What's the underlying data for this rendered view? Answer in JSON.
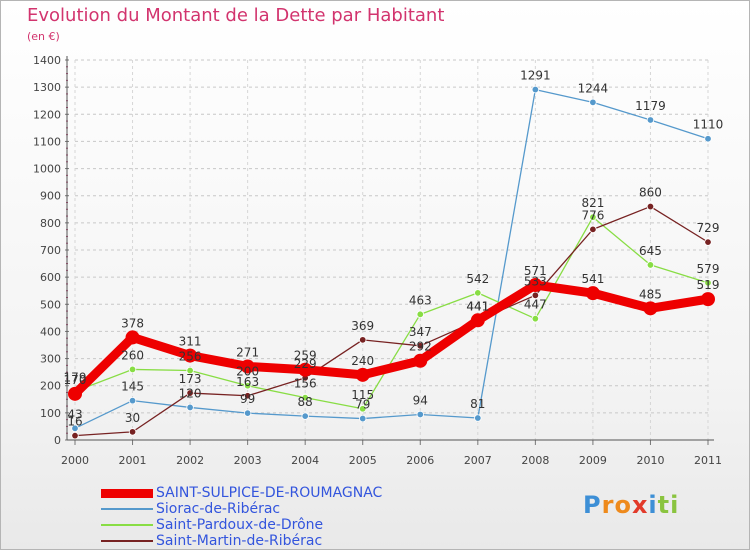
{
  "chart_data": {
    "type": "line",
    "title": "Evolution du Montant de la Dette par Habitant",
    "subtitle": "(en €)",
    "x": [
      "2000",
      "2001",
      "2002",
      "2003",
      "2004",
      "2005",
      "2006",
      "2007",
      "2008",
      "2009",
      "2010",
      "2011"
    ],
    "ylim": [
      0,
      1400
    ],
    "yticks": [
      0,
      100,
      200,
      300,
      400,
      500,
      600,
      700,
      800,
      900,
      1000,
      1100,
      1200,
      1300,
      1400
    ],
    "grid": "horizontal dashed",
    "legend_position": "bottom",
    "series": [
      {
        "name": "SAINT-SULPICE-DE-ROUMAGNAC",
        "color": "#ee0000",
        "values": [
          170,
          378,
          311,
          271,
          259,
          240,
          292,
          441,
          571,
          541,
          485,
          519
        ]
      },
      {
        "name": "Siorac-de-Ribérac",
        "color": "#5599cc",
        "values": [
          43,
          145,
          120,
          99,
          88,
          79,
          94,
          81,
          1291,
          1244,
          1179,
          1110
        ]
      },
      {
        "name": "Saint-Pardoux-de-Drône",
        "color": "#88dd44",
        "values": [
          179,
          260,
          256,
          200,
          156,
          115,
          463,
          542,
          447,
          821,
          645,
          579
        ]
      },
      {
        "name": "Saint-Martin-de-Ribérac",
        "color": "#772222",
        "values": [
          16,
          30,
          173,
          163,
          229,
          369,
          347,
          441,
          533,
          776,
          860,
          729
        ]
      }
    ]
  },
  "logo": {
    "letters": [
      "P",
      "r",
      "o",
      "x",
      "i",
      "t",
      "i"
    ],
    "colors": [
      "#3d8fd6",
      "#ee8a1c",
      "#ee8a1c",
      "#e23a2a",
      "#3d8fd6",
      "#8ac43f",
      "#8ac43f"
    ]
  }
}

——————————

*Task details:* Copy the records word for word, leaving no picture in the copy.

*Written solution:*
What's the underlying data for this rendered view? Answer in JSON.
{
  "chart_data": {
    "type": "line",
    "title": "Evolution du Montant de la Dette par Habitant",
    "subtitle": "(en €)",
    "x": [
      "2000",
      "2001",
      "2002",
      "2003",
      "2004",
      "2005",
      "2006",
      "2007",
      "2008",
      "2009",
      "2010",
      "2011"
    ],
    "ylim": [
      0,
      1400
    ],
    "yticks": [
      0,
      100,
      200,
      300,
      400,
      500,
      600,
      700,
      800,
      900,
      1000,
      1100,
      1200,
      1300,
      1400
    ],
    "grid": "horizontal dashed",
    "legend_position": "bottom",
    "series": [
      {
        "name": "SAINT-SULPICE-DE-ROUMAGNAC",
        "color": "#ee0000",
        "values": [
          170,
          378,
          311,
          271,
          259,
          240,
          292,
          441,
          571,
          541,
          485,
          519
        ]
      },
      {
        "name": "Siorac-de-Ribérac",
        "color": "#5599cc",
        "values": [
          43,
          145,
          120,
          99,
          88,
          79,
          94,
          81,
          1291,
          1244,
          1179,
          1110
        ]
      },
      {
        "name": "Saint-Pardoux-de-Drône",
        "color": "#88dd44",
        "values": [
          179,
          260,
          256,
          200,
          156,
          115,
          463,
          542,
          447,
          821,
          645,
          579
        ]
      },
      {
        "name": "Saint-Martin-de-Ribérac",
        "color": "#772222",
        "values": [
          16,
          30,
          173,
          163,
          229,
          369,
          347,
          441,
          533,
          776,
          860,
          729
        ]
      }
    ]
  },
  "logo": {
    "letters": [
      "P",
      "r",
      "o",
      "x",
      "i",
      "t",
      "i"
    ],
    "colors": [
      "#3d8fd6",
      "#ee8a1c",
      "#ee8a1c",
      "#e23a2a",
      "#3d8fd6",
      "#8ac43f",
      "#8ac43f"
    ]
  }
}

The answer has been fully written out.